*Instructions to follow*
Search the listing below for the word "right" and copy each line that holds it.
━━━━━ Working data
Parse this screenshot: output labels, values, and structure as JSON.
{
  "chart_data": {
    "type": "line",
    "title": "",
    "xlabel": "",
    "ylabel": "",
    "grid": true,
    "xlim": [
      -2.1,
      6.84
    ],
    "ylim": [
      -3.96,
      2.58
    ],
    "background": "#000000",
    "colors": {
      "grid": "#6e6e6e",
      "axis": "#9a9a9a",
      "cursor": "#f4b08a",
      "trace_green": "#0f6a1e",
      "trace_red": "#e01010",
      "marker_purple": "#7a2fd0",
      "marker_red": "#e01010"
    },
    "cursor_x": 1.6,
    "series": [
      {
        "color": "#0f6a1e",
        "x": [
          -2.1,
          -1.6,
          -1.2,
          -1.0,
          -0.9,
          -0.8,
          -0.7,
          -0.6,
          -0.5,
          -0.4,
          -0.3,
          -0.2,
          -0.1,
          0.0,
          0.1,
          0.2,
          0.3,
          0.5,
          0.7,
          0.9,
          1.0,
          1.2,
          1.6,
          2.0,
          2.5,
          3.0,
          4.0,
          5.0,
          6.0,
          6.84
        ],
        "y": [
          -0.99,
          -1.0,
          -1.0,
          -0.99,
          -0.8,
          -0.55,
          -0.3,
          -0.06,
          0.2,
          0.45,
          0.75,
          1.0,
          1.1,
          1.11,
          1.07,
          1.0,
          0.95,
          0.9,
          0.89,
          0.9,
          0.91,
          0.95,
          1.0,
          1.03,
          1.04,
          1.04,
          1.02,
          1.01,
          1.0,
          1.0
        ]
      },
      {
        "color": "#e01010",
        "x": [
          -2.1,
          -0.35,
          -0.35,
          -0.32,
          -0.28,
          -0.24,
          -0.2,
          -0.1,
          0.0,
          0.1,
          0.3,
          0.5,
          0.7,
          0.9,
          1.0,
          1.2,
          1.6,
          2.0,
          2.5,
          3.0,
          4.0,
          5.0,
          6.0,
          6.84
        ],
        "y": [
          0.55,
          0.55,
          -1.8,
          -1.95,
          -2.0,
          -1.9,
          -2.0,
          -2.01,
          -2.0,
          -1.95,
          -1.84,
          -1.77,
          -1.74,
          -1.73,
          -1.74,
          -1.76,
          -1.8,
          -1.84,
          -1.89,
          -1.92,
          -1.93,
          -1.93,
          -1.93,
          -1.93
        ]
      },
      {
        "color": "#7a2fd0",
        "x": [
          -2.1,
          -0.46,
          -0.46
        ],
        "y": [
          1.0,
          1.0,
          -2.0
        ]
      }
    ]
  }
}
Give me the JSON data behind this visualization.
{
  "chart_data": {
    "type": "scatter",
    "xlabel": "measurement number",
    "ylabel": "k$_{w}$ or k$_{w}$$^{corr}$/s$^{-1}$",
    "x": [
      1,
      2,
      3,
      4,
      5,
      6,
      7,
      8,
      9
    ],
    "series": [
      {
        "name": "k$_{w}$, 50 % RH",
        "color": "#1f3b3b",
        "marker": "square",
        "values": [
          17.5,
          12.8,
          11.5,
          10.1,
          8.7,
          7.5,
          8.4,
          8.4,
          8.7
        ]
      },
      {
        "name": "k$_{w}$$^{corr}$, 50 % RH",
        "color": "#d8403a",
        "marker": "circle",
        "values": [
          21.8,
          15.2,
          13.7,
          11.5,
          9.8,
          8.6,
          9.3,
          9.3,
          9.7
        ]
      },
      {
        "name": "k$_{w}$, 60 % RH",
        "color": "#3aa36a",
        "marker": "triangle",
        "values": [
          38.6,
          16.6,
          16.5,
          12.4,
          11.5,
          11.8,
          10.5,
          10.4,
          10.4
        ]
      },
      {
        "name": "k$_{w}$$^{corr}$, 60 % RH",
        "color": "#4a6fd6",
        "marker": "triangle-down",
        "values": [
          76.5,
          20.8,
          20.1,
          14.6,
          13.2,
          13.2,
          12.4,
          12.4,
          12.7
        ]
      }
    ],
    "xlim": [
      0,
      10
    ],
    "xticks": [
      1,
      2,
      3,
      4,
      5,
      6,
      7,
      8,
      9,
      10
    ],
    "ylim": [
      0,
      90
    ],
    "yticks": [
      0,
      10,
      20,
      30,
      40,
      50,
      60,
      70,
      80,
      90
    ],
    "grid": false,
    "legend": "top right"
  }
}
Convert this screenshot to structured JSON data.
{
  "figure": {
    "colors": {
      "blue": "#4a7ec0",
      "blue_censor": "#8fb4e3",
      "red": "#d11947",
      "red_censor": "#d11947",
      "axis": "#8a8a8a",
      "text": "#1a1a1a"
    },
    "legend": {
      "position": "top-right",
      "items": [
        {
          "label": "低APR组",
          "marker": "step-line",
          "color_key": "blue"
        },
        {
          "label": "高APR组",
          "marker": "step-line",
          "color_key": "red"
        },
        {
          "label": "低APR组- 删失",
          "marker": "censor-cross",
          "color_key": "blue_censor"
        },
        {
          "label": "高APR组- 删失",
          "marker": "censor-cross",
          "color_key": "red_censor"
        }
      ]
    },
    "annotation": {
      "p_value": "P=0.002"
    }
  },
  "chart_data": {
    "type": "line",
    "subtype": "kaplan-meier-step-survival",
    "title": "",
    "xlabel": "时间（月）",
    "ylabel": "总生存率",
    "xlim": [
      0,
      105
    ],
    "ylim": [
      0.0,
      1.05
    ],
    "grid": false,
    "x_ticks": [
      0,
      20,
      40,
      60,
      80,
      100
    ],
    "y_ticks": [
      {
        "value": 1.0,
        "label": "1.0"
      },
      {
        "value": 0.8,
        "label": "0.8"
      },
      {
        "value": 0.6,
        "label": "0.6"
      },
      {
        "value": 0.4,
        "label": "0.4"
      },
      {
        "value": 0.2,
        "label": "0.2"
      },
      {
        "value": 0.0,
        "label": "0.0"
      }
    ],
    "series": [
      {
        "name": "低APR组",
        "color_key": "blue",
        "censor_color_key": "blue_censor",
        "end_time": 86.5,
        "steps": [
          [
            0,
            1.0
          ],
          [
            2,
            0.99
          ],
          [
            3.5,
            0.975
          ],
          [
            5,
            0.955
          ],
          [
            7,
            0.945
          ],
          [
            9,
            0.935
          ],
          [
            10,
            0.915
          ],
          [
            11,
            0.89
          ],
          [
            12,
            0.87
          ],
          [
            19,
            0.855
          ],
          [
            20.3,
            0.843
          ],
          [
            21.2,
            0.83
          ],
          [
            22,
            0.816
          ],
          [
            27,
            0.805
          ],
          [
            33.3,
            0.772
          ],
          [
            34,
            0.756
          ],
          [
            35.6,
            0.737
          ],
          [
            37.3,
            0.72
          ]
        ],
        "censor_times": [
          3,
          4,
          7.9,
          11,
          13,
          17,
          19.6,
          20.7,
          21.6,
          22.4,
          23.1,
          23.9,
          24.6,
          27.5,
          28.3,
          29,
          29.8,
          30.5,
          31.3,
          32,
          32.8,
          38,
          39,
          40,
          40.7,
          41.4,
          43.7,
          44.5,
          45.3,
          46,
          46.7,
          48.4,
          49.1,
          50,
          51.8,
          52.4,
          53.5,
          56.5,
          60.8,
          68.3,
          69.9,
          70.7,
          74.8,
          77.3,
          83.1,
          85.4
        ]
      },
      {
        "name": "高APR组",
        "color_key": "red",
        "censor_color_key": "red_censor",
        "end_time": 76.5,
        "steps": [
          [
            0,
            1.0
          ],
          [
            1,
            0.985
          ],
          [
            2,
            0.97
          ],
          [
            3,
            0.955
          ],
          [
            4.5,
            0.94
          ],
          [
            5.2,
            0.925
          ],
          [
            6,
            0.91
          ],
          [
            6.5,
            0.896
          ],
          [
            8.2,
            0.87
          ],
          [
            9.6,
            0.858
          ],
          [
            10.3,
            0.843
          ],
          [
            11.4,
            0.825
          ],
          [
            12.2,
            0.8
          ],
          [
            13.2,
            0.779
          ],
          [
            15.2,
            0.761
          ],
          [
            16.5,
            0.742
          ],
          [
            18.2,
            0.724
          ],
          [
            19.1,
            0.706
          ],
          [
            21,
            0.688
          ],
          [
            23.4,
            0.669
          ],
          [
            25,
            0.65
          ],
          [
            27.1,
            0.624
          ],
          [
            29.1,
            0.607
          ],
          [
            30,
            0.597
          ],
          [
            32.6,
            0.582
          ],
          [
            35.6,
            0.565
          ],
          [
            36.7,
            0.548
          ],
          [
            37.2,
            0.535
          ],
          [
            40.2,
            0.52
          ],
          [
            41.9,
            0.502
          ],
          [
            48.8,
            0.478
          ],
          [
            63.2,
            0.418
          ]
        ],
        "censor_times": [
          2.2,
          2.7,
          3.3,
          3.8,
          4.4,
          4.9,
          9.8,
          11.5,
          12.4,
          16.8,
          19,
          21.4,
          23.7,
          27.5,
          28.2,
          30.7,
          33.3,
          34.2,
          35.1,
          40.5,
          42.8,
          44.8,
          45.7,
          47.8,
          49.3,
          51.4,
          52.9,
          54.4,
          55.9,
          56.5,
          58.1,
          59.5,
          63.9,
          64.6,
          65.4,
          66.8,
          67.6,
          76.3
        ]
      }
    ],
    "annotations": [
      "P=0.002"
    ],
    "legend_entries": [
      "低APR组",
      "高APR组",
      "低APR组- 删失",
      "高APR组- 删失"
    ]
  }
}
━━━━━━━━━━
*Answer below*
    "legend": "top right"
      "position": "top-right",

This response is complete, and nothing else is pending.